» **Dataset items**:
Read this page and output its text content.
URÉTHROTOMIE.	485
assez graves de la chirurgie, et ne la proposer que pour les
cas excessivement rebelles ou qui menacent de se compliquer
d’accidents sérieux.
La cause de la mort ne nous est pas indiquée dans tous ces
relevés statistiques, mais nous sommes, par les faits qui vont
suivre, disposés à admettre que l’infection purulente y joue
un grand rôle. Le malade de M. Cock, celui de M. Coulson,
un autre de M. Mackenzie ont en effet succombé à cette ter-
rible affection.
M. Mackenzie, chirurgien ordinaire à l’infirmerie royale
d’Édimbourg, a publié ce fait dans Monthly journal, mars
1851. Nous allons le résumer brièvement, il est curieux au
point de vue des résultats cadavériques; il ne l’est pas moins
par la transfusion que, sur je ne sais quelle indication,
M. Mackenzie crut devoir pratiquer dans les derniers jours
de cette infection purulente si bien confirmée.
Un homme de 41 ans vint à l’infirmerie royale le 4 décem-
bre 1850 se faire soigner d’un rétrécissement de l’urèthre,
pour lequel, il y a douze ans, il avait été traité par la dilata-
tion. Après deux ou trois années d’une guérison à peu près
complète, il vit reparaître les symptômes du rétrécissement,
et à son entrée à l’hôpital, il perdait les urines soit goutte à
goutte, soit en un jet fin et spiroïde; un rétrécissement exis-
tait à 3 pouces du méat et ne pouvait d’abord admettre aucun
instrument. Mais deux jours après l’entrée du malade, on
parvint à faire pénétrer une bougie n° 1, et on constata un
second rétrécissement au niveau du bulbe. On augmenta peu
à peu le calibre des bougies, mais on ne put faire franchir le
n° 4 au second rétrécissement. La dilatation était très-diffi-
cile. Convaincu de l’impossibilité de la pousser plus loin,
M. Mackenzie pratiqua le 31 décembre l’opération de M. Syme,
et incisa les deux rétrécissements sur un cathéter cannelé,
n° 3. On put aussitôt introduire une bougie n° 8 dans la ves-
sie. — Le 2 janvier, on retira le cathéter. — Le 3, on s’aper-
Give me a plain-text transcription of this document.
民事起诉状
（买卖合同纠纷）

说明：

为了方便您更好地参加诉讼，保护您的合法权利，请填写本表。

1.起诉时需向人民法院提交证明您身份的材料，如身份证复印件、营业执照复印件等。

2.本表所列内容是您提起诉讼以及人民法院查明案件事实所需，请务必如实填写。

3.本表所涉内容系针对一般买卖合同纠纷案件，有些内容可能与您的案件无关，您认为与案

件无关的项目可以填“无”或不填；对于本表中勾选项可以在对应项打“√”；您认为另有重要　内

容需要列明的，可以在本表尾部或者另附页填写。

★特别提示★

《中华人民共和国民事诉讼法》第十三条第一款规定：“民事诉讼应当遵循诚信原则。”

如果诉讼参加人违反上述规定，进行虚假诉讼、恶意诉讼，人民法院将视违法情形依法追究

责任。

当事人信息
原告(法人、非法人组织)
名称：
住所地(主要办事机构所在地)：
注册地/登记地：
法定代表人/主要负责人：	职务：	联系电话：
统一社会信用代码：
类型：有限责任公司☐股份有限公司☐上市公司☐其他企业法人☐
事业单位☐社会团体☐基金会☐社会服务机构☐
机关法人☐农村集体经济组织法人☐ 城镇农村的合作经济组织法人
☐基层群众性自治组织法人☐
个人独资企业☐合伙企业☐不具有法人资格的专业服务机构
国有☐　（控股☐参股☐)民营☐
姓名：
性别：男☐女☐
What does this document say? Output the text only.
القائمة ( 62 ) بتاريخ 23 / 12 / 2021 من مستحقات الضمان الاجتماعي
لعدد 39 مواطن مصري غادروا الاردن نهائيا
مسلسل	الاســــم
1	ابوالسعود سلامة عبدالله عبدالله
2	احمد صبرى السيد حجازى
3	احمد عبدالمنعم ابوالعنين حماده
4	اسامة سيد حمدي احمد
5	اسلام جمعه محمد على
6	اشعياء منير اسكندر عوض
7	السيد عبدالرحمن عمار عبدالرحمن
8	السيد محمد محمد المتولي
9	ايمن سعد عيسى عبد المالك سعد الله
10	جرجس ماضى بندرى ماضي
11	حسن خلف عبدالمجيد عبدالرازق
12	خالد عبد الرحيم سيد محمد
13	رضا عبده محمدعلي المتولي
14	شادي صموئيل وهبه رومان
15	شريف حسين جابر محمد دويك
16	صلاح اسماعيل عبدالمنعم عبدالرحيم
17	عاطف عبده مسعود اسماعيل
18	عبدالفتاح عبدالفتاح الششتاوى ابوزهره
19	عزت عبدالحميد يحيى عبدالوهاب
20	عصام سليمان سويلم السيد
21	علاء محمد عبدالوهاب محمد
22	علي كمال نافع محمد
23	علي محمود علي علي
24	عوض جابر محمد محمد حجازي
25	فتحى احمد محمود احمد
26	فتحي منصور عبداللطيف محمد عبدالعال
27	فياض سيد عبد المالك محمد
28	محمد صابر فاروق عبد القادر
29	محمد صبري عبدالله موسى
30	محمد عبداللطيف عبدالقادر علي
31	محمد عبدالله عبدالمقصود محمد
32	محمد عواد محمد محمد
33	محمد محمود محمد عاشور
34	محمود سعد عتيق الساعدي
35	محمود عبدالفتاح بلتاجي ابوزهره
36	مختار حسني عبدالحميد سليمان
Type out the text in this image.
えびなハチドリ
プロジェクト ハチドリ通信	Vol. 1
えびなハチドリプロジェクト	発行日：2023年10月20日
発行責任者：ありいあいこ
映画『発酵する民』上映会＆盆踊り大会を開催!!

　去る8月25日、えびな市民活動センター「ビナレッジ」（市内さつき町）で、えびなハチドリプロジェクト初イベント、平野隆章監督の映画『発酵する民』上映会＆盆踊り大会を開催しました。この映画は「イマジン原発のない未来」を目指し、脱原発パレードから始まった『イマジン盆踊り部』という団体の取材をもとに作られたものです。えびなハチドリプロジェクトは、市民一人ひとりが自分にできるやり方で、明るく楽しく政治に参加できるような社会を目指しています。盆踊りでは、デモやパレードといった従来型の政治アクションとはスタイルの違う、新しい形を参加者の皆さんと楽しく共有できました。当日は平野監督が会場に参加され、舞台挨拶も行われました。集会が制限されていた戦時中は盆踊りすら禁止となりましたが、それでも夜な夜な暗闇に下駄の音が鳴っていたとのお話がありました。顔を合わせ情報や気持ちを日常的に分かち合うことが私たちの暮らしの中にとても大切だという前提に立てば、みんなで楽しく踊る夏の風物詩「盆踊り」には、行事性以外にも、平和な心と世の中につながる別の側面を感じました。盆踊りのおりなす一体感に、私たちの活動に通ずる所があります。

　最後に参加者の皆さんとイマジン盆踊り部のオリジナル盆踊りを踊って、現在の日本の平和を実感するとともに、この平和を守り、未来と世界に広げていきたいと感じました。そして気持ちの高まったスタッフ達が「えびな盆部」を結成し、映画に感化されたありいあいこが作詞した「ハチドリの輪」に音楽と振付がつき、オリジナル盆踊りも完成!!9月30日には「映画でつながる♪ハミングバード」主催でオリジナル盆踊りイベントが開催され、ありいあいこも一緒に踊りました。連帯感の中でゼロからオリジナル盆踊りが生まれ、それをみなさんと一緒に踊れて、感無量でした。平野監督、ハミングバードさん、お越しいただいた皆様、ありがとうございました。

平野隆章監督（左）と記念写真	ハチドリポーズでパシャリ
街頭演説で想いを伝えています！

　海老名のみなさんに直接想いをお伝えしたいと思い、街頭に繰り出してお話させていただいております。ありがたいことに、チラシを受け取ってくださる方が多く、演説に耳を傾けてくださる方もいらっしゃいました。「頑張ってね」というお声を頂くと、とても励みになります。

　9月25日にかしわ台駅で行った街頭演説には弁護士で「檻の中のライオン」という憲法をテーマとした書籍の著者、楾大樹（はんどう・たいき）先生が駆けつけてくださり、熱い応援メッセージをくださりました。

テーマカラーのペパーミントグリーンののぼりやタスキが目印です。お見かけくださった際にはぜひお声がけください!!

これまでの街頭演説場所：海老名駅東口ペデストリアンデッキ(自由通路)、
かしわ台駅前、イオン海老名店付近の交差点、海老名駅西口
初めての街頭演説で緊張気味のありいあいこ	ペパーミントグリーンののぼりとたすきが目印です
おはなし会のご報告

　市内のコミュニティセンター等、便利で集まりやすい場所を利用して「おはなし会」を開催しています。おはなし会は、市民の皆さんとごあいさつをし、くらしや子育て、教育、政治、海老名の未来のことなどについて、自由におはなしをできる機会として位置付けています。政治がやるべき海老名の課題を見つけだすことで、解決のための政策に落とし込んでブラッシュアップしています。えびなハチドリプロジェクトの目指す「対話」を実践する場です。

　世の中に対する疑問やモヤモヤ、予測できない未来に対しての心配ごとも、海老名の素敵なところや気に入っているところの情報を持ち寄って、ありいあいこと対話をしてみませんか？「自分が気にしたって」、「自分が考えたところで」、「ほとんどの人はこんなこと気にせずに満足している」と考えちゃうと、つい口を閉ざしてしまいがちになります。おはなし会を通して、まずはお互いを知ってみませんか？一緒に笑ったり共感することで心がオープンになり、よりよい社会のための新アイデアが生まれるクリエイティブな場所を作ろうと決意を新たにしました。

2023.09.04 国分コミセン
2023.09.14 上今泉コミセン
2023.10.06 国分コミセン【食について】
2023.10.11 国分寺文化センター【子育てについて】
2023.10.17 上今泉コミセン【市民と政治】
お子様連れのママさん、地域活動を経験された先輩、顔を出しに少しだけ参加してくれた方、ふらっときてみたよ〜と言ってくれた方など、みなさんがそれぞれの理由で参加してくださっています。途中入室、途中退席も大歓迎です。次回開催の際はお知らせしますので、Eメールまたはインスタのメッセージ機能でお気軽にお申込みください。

» **TASK DESCRIPTION**: Check every line for "احمد" and show the ones that have it.

» **FINAL RESULT**:
2	احمد صبرى السيد حجازى
3	احمد عبدالمنعم ابوالعنين حماده
4	اسامة سيد حمدي احمد
25	فتحى احمد محمود احمد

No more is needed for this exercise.